## Given problem
Scan the lines below for the string "ylabel" and copy every one that has it.

## Material provided
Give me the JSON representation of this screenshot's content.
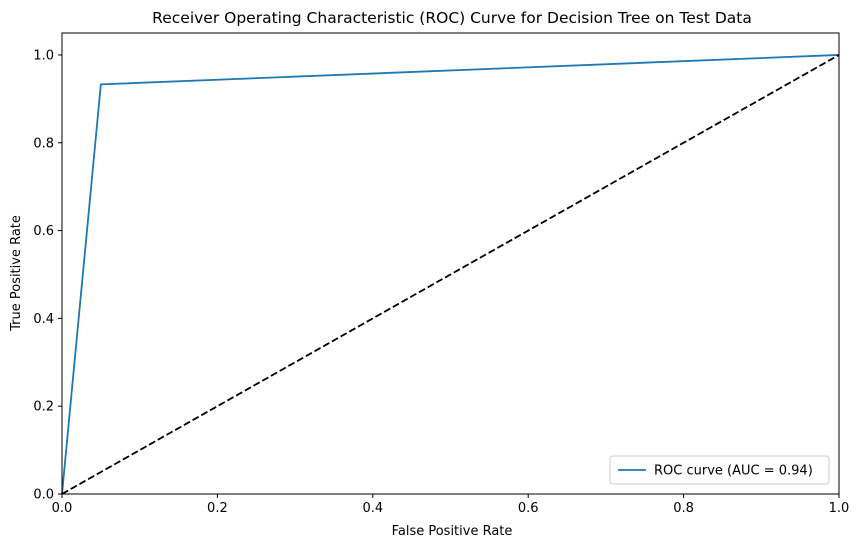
{
  "chart_data": {
    "type": "line",
    "title": "Receiver Operating Characteristic (ROC) Curve for Decision Tree on Test Data",
    "xlabel": "False Positive Rate",
    "ylabel": "True Positive Rate",
    "xlim": [
      0.0,
      1.0
    ],
    "ylim": [
      0.0,
      1.05
    ],
    "xticks": [
      "0.0",
      "0.2",
      "0.4",
      "0.6",
      "0.8",
      "1.0"
    ],
    "yticks": [
      "0.0",
      "0.2",
      "0.4",
      "0.6",
      "0.8",
      "1.0"
    ],
    "grid": false,
    "legend_position": "lower-right",
    "series": [
      {
        "name": "ROC curve (AUC = 0.94)",
        "color": "#1f77b4",
        "style": "solid",
        "x": [
          0.0,
          0.05,
          1.0
        ],
        "y": [
          0.0,
          0.933,
          1.0
        ]
      },
      {
        "color": "#000000",
        "style": "dashed",
        "x": [
          0.0,
          1.0
        ],
        "y": [
          0.0,
          1.0
        ]
      }
    ]
  }
}
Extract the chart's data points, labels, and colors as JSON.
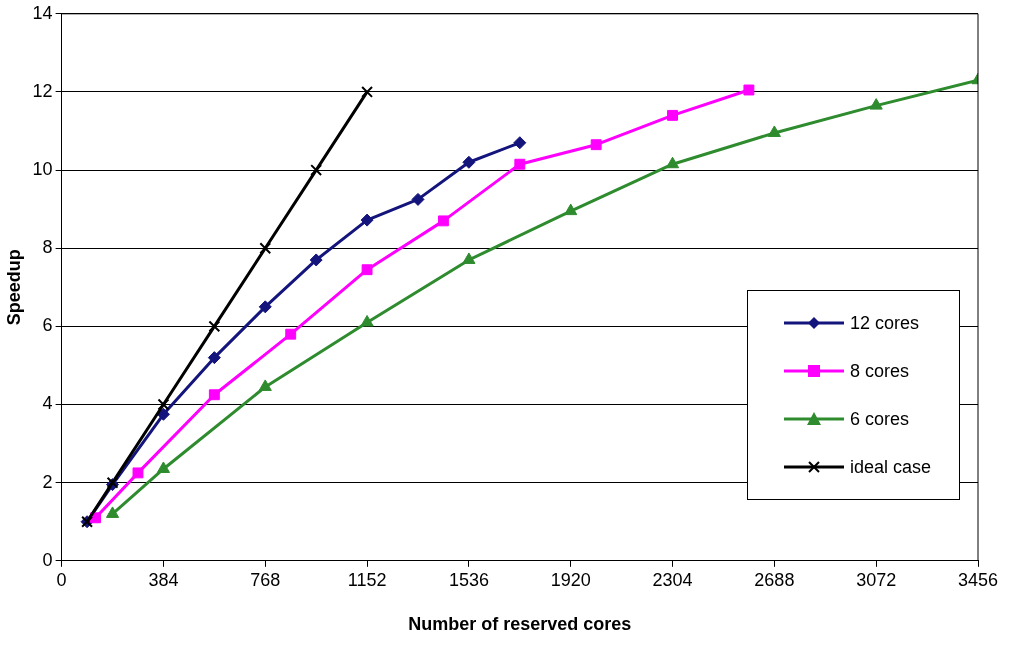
{
  "chart_data": {
    "type": "line",
    "xlabel": "Number of reserved cores",
    "ylabel": "Speedup",
    "xlim": [
      0,
      3456
    ],
    "xticks": [
      0,
      384,
      768,
      1152,
      1536,
      1920,
      2304,
      2688,
      3072,
      3456
    ],
    "ylim": [
      0,
      14
    ],
    "yticks": [
      0,
      2,
      4,
      6,
      8,
      10,
      12,
      14
    ],
    "grid": "y",
    "legend": "right",
    "series": [
      {
        "name": "12 cores",
        "color": "#14147d",
        "marker": "diamond",
        "x": [
          96,
          192,
          384,
          576,
          768,
          960,
          1152,
          1344,
          1536,
          1728
        ],
        "values": [
          1.0,
          1.95,
          3.75,
          5.2,
          6.5,
          7.7,
          8.72,
          9.25,
          10.2,
          10.7
        ]
      },
      {
        "name": "8 cores",
        "color": "#ff00ff",
        "marker": "square",
        "x": [
          128,
          288,
          576,
          864,
          1152,
          1440,
          1728,
          2016,
          2304,
          2592
        ],
        "values": [
          1.1,
          2.25,
          4.25,
          5.8,
          7.45,
          8.7,
          10.15,
          10.65,
          11.4,
          12.05
        ]
      },
      {
        "name": "6 cores",
        "color": "#2e8b2e",
        "marker": "triangle",
        "x": [
          192,
          384,
          768,
          1152,
          1536,
          1920,
          2304,
          2688,
          3072,
          3456
        ],
        "values": [
          1.2,
          2.35,
          4.45,
          6.1,
          7.7,
          8.95,
          10.15,
          10.95,
          11.65,
          12.3
        ]
      },
      {
        "name": "ideal case",
        "color": "#000000",
        "marker": "cross",
        "x": [
          96,
          192,
          384,
          576,
          768,
          960,
          1152
        ],
        "values": [
          1,
          2,
          4,
          6,
          8,
          10,
          12
        ]
      }
    ]
  }
}
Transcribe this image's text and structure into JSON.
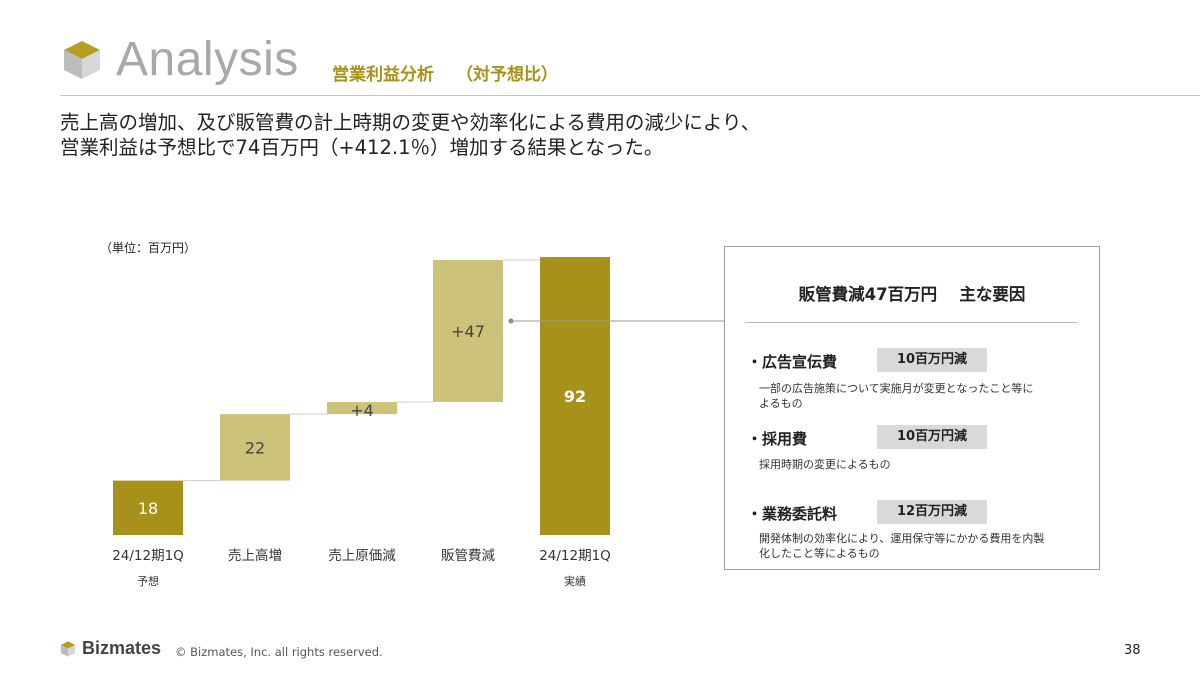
{
  "header": {
    "title": "Analysis",
    "subtitle": "営業利益分析",
    "subtitle_paren": "（対予想比）"
  },
  "headline": {
    "line1": "売上高の増加、及び販管費の計上時期の変更や効率化による費用の減少により、",
    "line2": "営業利益は予想比で74百万円（+412.1％）増加する結果となった。"
  },
  "colors": {
    "gold_dark": "#a8911a",
    "gold_light": "#cdc279",
    "grey": "#d9d9d9"
  },
  "chart_data": {
    "type": "bar",
    "subtype": "waterfall",
    "unit_label": "（単位：百万円）",
    "categories": [
      "24/12期1Q",
      "売上高増",
      "売上原価減",
      "販管費減",
      "24/12期1Q"
    ],
    "category_sublabels": [
      "予想",
      "",
      "",
      "",
      "実績"
    ],
    "value_labels": [
      "18",
      "22",
      "+4",
      "+47",
      "92"
    ],
    "values": [
      18,
      22,
      4,
      47,
      92
    ],
    "kinds": [
      "total",
      "increase",
      "increase",
      "increase",
      "total"
    ],
    "ylim": [
      0,
      92
    ],
    "grid": false,
    "legend": "none"
  },
  "panel": {
    "title": "販管費減47百万円　 主な要因",
    "factors": [
      {
        "name": "・広告宣伝費",
        "amount": "10百万円減",
        "desc": [
          "一部の広告施策について実施月が変更となったこと等に",
          "よるもの"
        ]
      },
      {
        "name": "・採用費",
        "amount": "10百万円減",
        "desc": [
          "採用時期の変更によるもの"
        ]
      },
      {
        "name": "・業務委託料",
        "amount": "12百万円減",
        "desc": [
          "開発体制の効率化により、運用保守等にかかる費用を内製",
          "化したこと等によるもの"
        ]
      }
    ]
  },
  "footer": {
    "brand": "Bizmates",
    "copyright": "© Bizmates, Inc. all rights reserved.",
    "page": "38"
  }
}
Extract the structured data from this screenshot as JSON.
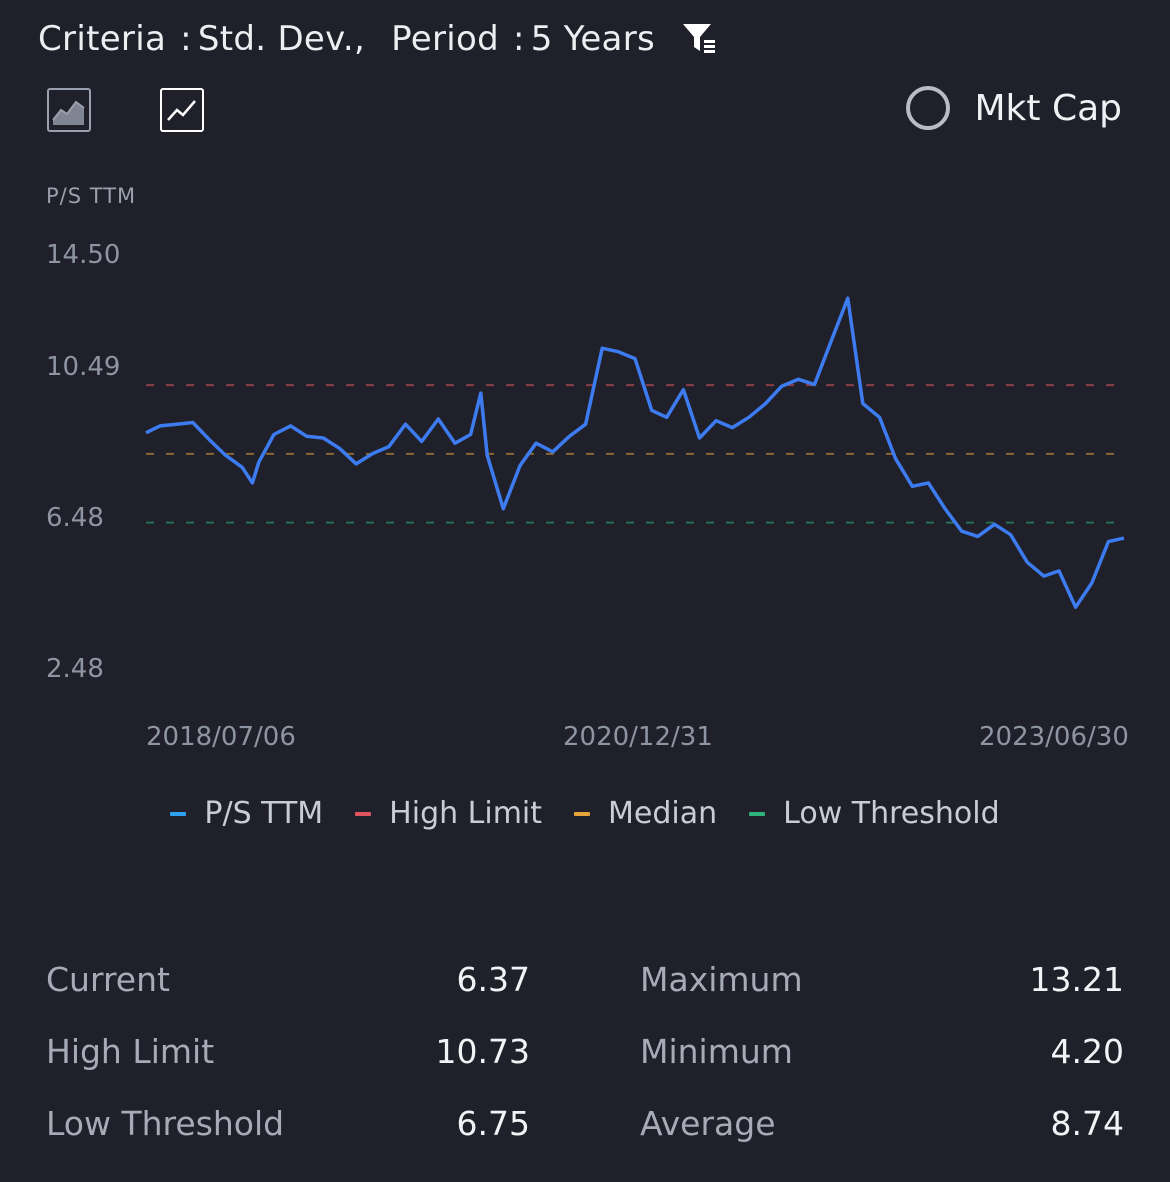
{
  "header": {
    "criteria_label": "Criteria",
    "criteria_value": "Std. Dev.,",
    "period_label": "Period",
    "period_value": "5 Years",
    "separator": ":"
  },
  "toggle": {
    "mkt_cap_label": "Mkt Cap",
    "selected": false
  },
  "icons": [
    "area-chart-icon",
    "line-chart-icon",
    "filter-icon"
  ],
  "colors": {
    "background": "#1f2029",
    "series": "#3d7bf0",
    "high_limit": "#e05560",
    "median": "#e6a43a",
    "low_threshold": "#2fb37a"
  },
  "chart_data": {
    "type": "line",
    "ylabel": "P/S  TTM",
    "yticks": [
      "14.50",
      "10.49",
      "6.48",
      "2.48"
    ],
    "ylim": [
      2.48,
      14.5
    ],
    "xticks": [
      "2018/07/06",
      "2020/12/31",
      "2023/06/30"
    ],
    "x_range": [
      "2018/07/06",
      "2023/06/30"
    ],
    "reference_lines": {
      "high_limit": 10.73,
      "median": 8.74,
      "low_threshold": 6.75
    },
    "series": [
      {
        "name": "P/S  TTM",
        "x": [
          "2018/07/06",
          "2018/08/01",
          "2018/09/01",
          "2018/10/01",
          "2018/11/01",
          "2018/12/01",
          "2019/01/01",
          "2019/01/20",
          "2019/02/01",
          "2019/03/01",
          "2019/04/01",
          "2019/05/01",
          "2019/06/01",
          "2019/07/01",
          "2019/08/01",
          "2019/09/01",
          "2019/10/01",
          "2019/11/01",
          "2019/12/01",
          "2020/01/01",
          "2020/02/01",
          "2020/03/01",
          "2020/03/20",
          "2020/04/01",
          "2020/05/01",
          "2020/06/01",
          "2020/07/01",
          "2020/08/01",
          "2020/09/01",
          "2020/10/01",
          "2020/11/01",
          "2020/12/01",
          "2021/01/01",
          "2021/02/01",
          "2021/03/01",
          "2021/04/01",
          "2021/05/01",
          "2021/06/01",
          "2021/07/01",
          "2021/08/01",
          "2021/09/01",
          "2021/10/01",
          "2021/11/01",
          "2021/12/01",
          "2022/01/01",
          "2022/02/01",
          "2022/03/01",
          "2022/04/01",
          "2022/05/01",
          "2022/06/01",
          "2022/07/01",
          "2022/08/01",
          "2022/09/01",
          "2022/10/01",
          "2022/11/01",
          "2022/12/01",
          "2023/01/01",
          "2023/02/01",
          "2023/03/01",
          "2023/04/01",
          "2023/05/01",
          "2023/06/01",
          "2023/06/30"
        ],
        "values": [
          9.35,
          9.55,
          9.6,
          9.65,
          9.15,
          8.7,
          8.35,
          7.9,
          8.5,
          9.3,
          9.55,
          9.25,
          9.2,
          8.9,
          8.45,
          8.75,
          8.95,
          9.6,
          9.1,
          9.75,
          9.05,
          9.3,
          10.5,
          8.7,
          7.15,
          8.4,
          9.05,
          8.8,
          9.25,
          9.6,
          11.8,
          11.7,
          11.5,
          10.0,
          9.8,
          10.6,
          9.2,
          9.7,
          9.5,
          9.8,
          10.2,
          10.7,
          10.9,
          10.75,
          12.0,
          13.25,
          10.2,
          9.8,
          8.6,
          7.8,
          7.9,
          7.15,
          6.5,
          6.35,
          6.7,
          6.4,
          5.6,
          5.2,
          5.35,
          4.3,
          5.0,
          6.2,
          6.3
        ]
      }
    ]
  },
  "legend": [
    {
      "label": "P/S  TTM",
      "color": "#2f9ff0"
    },
    {
      "label": "High Limit",
      "color": "#e05560"
    },
    {
      "label": "Median",
      "color": "#e6a43a"
    },
    {
      "label": "Low Threshold",
      "color": "#2fb37a"
    }
  ],
  "stats": {
    "left": [
      {
        "label": "Current",
        "value": "6.37"
      },
      {
        "label": "High Limit",
        "value": "10.73"
      },
      {
        "label": "Low Threshold",
        "value": "6.75"
      }
    ],
    "right": [
      {
        "label": "Maximum",
        "value": "13.21"
      },
      {
        "label": "Minimum",
        "value": "4.20"
      },
      {
        "label": "Average",
        "value": "8.74"
      }
    ]
  }
}
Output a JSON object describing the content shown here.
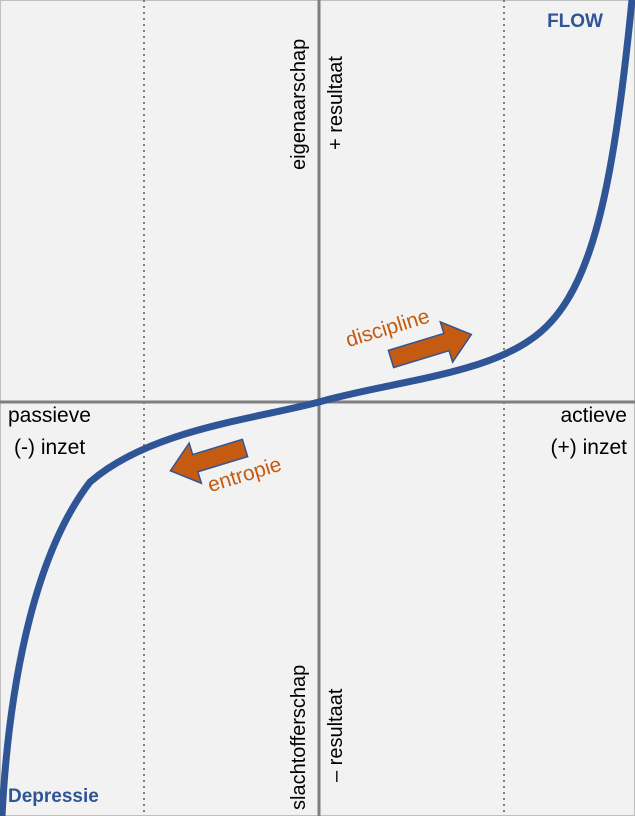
{
  "corners": {
    "top_right": "FLOW",
    "bottom_left": "Depressie"
  },
  "axis": {
    "left_line1": "passieve",
    "left_line2": "(-) inzet",
    "right_line1": "actieve",
    "right_line2": "(+) inzet",
    "top_line1": "eigenaarschap",
    "top_line2": "+ resultaat",
    "bottom_line1": "slachtofferschap",
    "bottom_line2": "– resultaat"
  },
  "arrows": {
    "up": "discipline",
    "down": "entropie"
  },
  "colors": {
    "background": "#f2f2f2",
    "curve": "#2f5597",
    "arrow_fill": "#c55a11",
    "arrow_stroke": "#2f5597",
    "axis": "#7f7f7f",
    "grid": "#7f7f7f",
    "label_accent": "#c55a11",
    "corner_label": "#2f5597"
  }
}
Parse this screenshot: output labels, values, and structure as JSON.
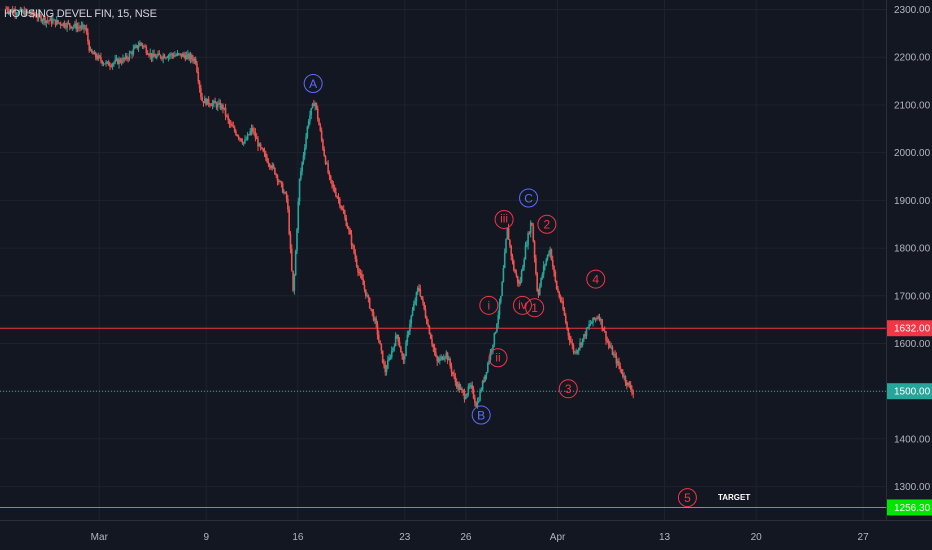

## Written answer
    "ylabel": "True Positive Rate",
    "ylabel": "Speedup",
    "ylabel": "P/S  TTM",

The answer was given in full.